**WHAT TO WORK ON:**
Each line of the records must appear in your answer exactly, with no pictures.

──────── EXTRACTED RECORDS

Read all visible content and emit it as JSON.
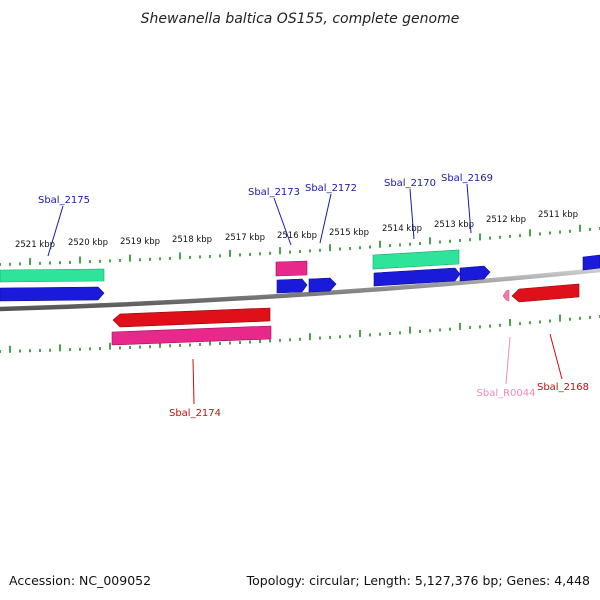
{
  "title": "Shewanella baltica OS155, complete genome",
  "footer": {
    "accession": "Accession: NC_009052",
    "summary": "Topology: circular; Length: 5,127,376 bp; Genes: 4,448"
  },
  "colors": {
    "forward_cds": "#1a1adb",
    "reverse_cds": "#e0101a",
    "gene_forward": "#2ee39a",
    "gene_reverse": "#e8288a",
    "rna": "#f37ab0",
    "backbone": "#8a8a8a",
    "tick": "#1f8a1f",
    "label_forward": "#1a1aa8",
    "label_reverse": "#c40f0f",
    "label_rna": "#f08ab6"
  },
  "scale_labels": [
    "2521 kbp",
    "2520 kbp",
    "2519 kbp",
    "2518 kbp",
    "2517 kbp",
    "2516 kbp",
    "2515 kbp",
    "2514 kbp",
    "2513 kbp",
    "2512 kbp",
    "2511 kbp"
  ],
  "gene_labels": [
    {
      "text": "Sbal_2175",
      "strand": "forward"
    },
    {
      "text": "Sbal_2173",
      "strand": "forward"
    },
    {
      "text": "Sbal_2172",
      "strand": "forward"
    },
    {
      "text": "Sbal_2170",
      "strand": "forward"
    },
    {
      "text": "Sbal_2169",
      "strand": "forward"
    },
    {
      "text": "Sbal_2174",
      "strand": "reverse"
    },
    {
      "text": "Sbal_R0044",
      "strand": "rna"
    },
    {
      "text": "Sbal_2168",
      "strand": "reverse"
    }
  ]
}
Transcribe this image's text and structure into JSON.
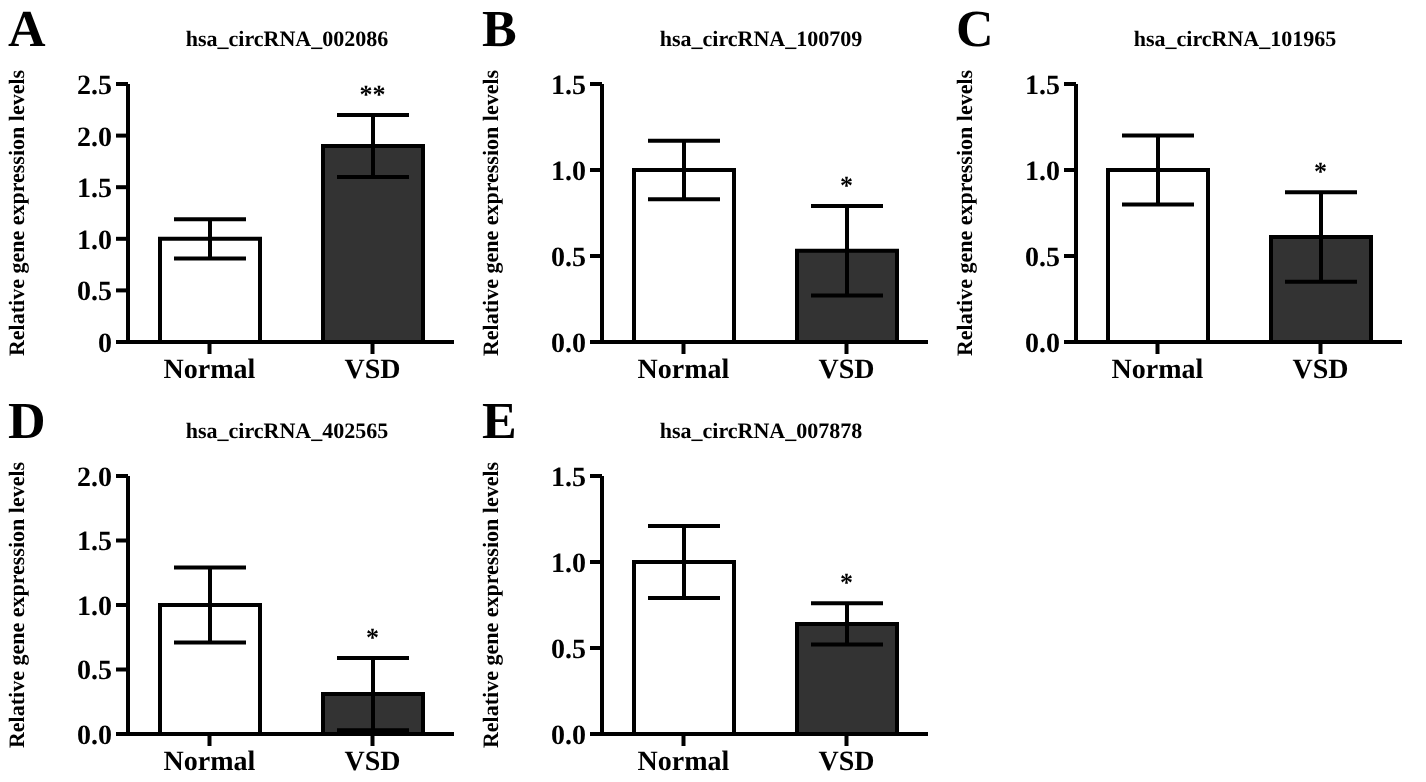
{
  "chart_data": [
    {
      "type": "bar",
      "title": "hsa_circRNA_002086",
      "ylabel": "Relative gene expression levels",
      "categories": [
        "Normal",
        "VSD"
      ],
      "values": [
        1.0,
        1.9
      ],
      "errors": [
        0.19,
        0.3
      ],
      "colors": [
        "#ffffff",
        "#333333"
      ],
      "ylim": [
        0,
        2.5
      ],
      "yticks": [
        0,
        {
          "value": 0.5,
          "label": "0.5"
        },
        {
          "value": 1,
          "label": "1.0"
        },
        {
          "value": 1.5,
          "label": "1.5"
        },
        {
          "value": 2,
          "label": "2.0"
        },
        {
          "value": 2.5,
          "label": "2.5"
        }
      ],
      "grid": false,
      "legend": false,
      "annotations": [
        "A",
        "**"
      ]
    },
    {
      "type": "bar",
      "title": "hsa_circRNA_100709",
      "ylabel": "Relative gene expression levels",
      "categories": [
        "Normal",
        "VSD"
      ],
      "values": [
        1.0,
        0.53
      ],
      "errors": [
        0.17,
        0.26
      ],
      "colors": [
        "#ffffff",
        "#333333"
      ],
      "ylim": [
        0,
        1.5
      ],
      "yticks": [
        {
          "value": 0,
          "label": "0.0"
        },
        {
          "value": 0.5,
          "label": "0.5"
        },
        {
          "value": 1,
          "label": "1.0"
        },
        {
          "value": 1.5,
          "label": "1.5"
        }
      ],
      "grid": false,
      "legend": false,
      "annotations": [
        "B",
        "*"
      ]
    },
    {
      "type": "bar",
      "title": "hsa_circRNA_101965",
      "ylabel": "Relative gene expression levels",
      "categories": [
        "Normal",
        "VSD"
      ],
      "values": [
        1.0,
        0.61
      ],
      "errors": [
        0.2,
        0.26
      ],
      "colors": [
        "#ffffff",
        "#333333"
      ],
      "ylim": [
        0,
        1.5
      ],
      "yticks": [
        {
          "value": 0,
          "label": "0.0"
        },
        {
          "value": 0.5,
          "label": "0.5"
        },
        {
          "value": 1,
          "label": "1.0"
        },
        {
          "value": 1.5,
          "label": "1.5"
        }
      ],
      "grid": false,
      "legend": false,
      "annotations": [
        "C",
        "*"
      ]
    },
    {
      "type": "bar",
      "title": "hsa_circRNA_402565",
      "ylabel": "Relative gene expression levels",
      "categories": [
        "Normal",
        "VSD"
      ],
      "values": [
        1.0,
        0.31
      ],
      "errors": [
        0.29,
        0.28
      ],
      "colors": [
        "#ffffff",
        "#333333"
      ],
      "ylim": [
        0,
        2
      ],
      "yticks": [
        {
          "value": 0,
          "label": "0.0"
        },
        {
          "value": 0.5,
          "label": "0.5"
        },
        {
          "value": 1,
          "label": "1.0"
        },
        {
          "value": 1.5,
          "label": "1.5"
        },
        {
          "value": 2,
          "label": "2.0"
        }
      ],
      "grid": false,
      "legend": false,
      "annotations": [
        "D",
        "*"
      ]
    },
    {
      "type": "bar",
      "title": "hsa_circRNA_007878",
      "ylabel": "Relative gene expression levels",
      "categories": [
        "Normal",
        "VSD"
      ],
      "values": [
        1.0,
        0.64
      ],
      "errors": [
        0.21,
        0.12
      ],
      "colors": [
        "#ffffff",
        "#333333"
      ],
      "ylim": [
        0,
        1.5
      ],
      "yticks": [
        {
          "value": 0,
          "label": "0.0"
        },
        {
          "value": 0.5,
          "label": "0.5"
        },
        {
          "value": 1,
          "label": "1.0"
        },
        {
          "value": 1.5,
          "label": "1.5"
        }
      ],
      "grid": false,
      "legend": false,
      "annotations": [
        "E",
        "*"
      ]
    }
  ]
}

────────────────

**RESULT BELOW:**
Read all visible content and emit it as JSON.
{
  "title": "Shewanella baltica OS155, complete genome",
  "footer": {
    "accession": "Accession: NC_009052",
    "summary": "Topology: circular; Length: 5,127,376 bp; Genes: 4,448"
  },
  "colors": {
    "forward_cds": "#1a1adb",
    "reverse_cds": "#e0101a",
    "gene_forward": "#2ee39a",
    "gene_reverse": "#e8288a",
    "rna": "#f37ab0",
    "backbone": "#8a8a8a",
    "tick": "#1f8a1f",
    "label_forward": "#1a1aa8",
    "label_reverse": "#c40f0f",
    "label_rna": "#f08ab6"
  },
  "scale_labels": [
    "2521 kbp",
    "2520 kbp",
    "2519 kbp",
    "2518 kbp",
    "2517 kbp",
    "2516 kbp",
    "2515 kbp",
    "2514 kbp",
    "2513 kbp",
    "2512 kbp",
    "2511 kbp"
  ],
  "gene_labels": [
    {
      "text": "Sbal_2175",
      "strand": "forward"
    },
    {
      "text": "Sbal_2173",
      "strand": "forward"
    },
    {
      "text": "Sbal_2172",
      "strand": "forward"
    },
    {
      "text": "Sbal_2170",
      "strand": "forward"
    },
    {
      "text": "Sbal_2169",
      "strand": "forward"
    },
    {
      "text": "Sbal_2174",
      "strand": "reverse"
    },
    {
      "text": "Sbal_R0044",
      "strand": "rna"
    },
    {
      "text": "Sbal_2168",
      "strand": "reverse"
    }
  ]
}
Transcribe this image's text and structure into JSON.
{
  "chart_data": [
    {
      "type": "bar",
      "title": "hsa_circRNA_002086",
      "ylabel": "Relative gene expression levels",
      "categories": [
        "Normal",
        "VSD"
      ],
      "values": [
        1.0,
        1.9
      ],
      "errors": [
        0.19,
        0.3
      ],
      "colors": [
        "#ffffff",
        "#333333"
      ],
      "ylim": [
        0,
        2.5
      ],
      "yticks": [
        0,
        {
          "value": 0.5,
          "label": "0.5"
        },
        {
          "value": 1,
          "label": "1.0"
        },
        {
          "value": 1.5,
          "label": "1.5"
        },
        {
          "value": 2,
          "label": "2.0"
        },
        {
          "value": 2.5,
          "label": "2.5"
        }
      ],
      "grid": false,
      "legend": false,
      "annotations": [
        "A",
        "**"
      ]
    },
    {
      "type": "bar",
      "title": "hsa_circRNA_100709",
      "ylabel": "Relative gene expression levels",
      "categories": [
        "Normal",
        "VSD"
      ],
      "values": [
        1.0,
        0.53
      ],
      "errors": [
        0.17,
        0.26
      ],
      "colors": [
        "#ffffff",
        "#333333"
      ],
      "ylim": [
        0,
        1.5
      ],
      "yticks": [
        {
          "value": 0,
          "label": "0.0"
        },
        {
          "value": 0.5,
          "label": "0.5"
        },
        {
          "value": 1,
          "label": "1.0"
        },
        {
          "value": 1.5,
          "label": "1.5"
        }
      ],
      "grid": false,
      "legend": false,
      "annotations": [
        "B",
        "*"
      ]
    },
    {
      "type": "bar",
      "title": "hsa_circRNA_101965",
      "ylabel": "Relative gene expression levels",
      "categories": [
        "Normal",
        "VSD"
      ],
      "values": [
        1.0,
        0.61
      ],
      "errors": [
        0.2,
        0.26
      ],
      "colors": [
        "#ffffff",
        "#333333"
      ],
      "ylim": [
        0,
        1.5
      ],
      "yticks": [
        {
          "value": 0,
          "label": "0.0"
        },
        {
          "value": 0.5,
          "label": "0.5"
        },
        {
          "value": 1,
          "label": "1.0"
        },
        {
          "value": 1.5,
          "label": "1.5"
        }
      ],
      "grid": false,
      "legend": false,
      "annotations": [
        "C",
        "*"
      ]
    },
    {
      "type": "bar",
      "title": "hsa_circRNA_402565",
      "ylabel": "Relative gene expression levels",
      "categories": [
        "Normal",
        "VSD"
      ],
      "values": [
        1.0,
        0.31
      ],
      "errors": [
        0.29,
        0.28
      ],
      "colors": [
        "#ffffff",
        "#333333"
      ],
      "ylim": [
        0,
        2
      ],
      "yticks": [
        {
          "value": 0,
          "label": "0.0"
        },
        {
          "value": 0.5,
          "label": "0.5"
        },
        {
          "value": 1,
          "label": "1.0"
        },
        {
          "value": 1.5,
          "label": "1.5"
        },
        {
          "value": 2,
          "label": "2.0"
        }
      ],
      "grid": false,
      "legend": false,
      "annotations": [
        "D",
        "*"
      ]
    },
    {
      "type": "bar",
      "title": "hsa_circRNA_007878",
      "ylabel": "Relative gene expression levels",
      "categories": [
        "Normal",
        "VSD"
      ],
      "values": [
        1.0,
        0.64
      ],
      "errors": [
        0.21,
        0.12
      ],
      "colors": [
        "#ffffff",
        "#333333"
      ],
      "ylim": [
        0,
        1.5
      ],
      "yticks": [
        {
          "value": 0,
          "label": "0.0"
        },
        {
          "value": 0.5,
          "label": "0.5"
        },
        {
          "value": 1,
          "label": "1.0"
        },
        {
          "value": 1.5,
          "label": "1.5"
        }
      ],
      "grid": false,
      "legend": false,
      "annotations": [
        "E",
        "*"
      ]
    }
  ]
}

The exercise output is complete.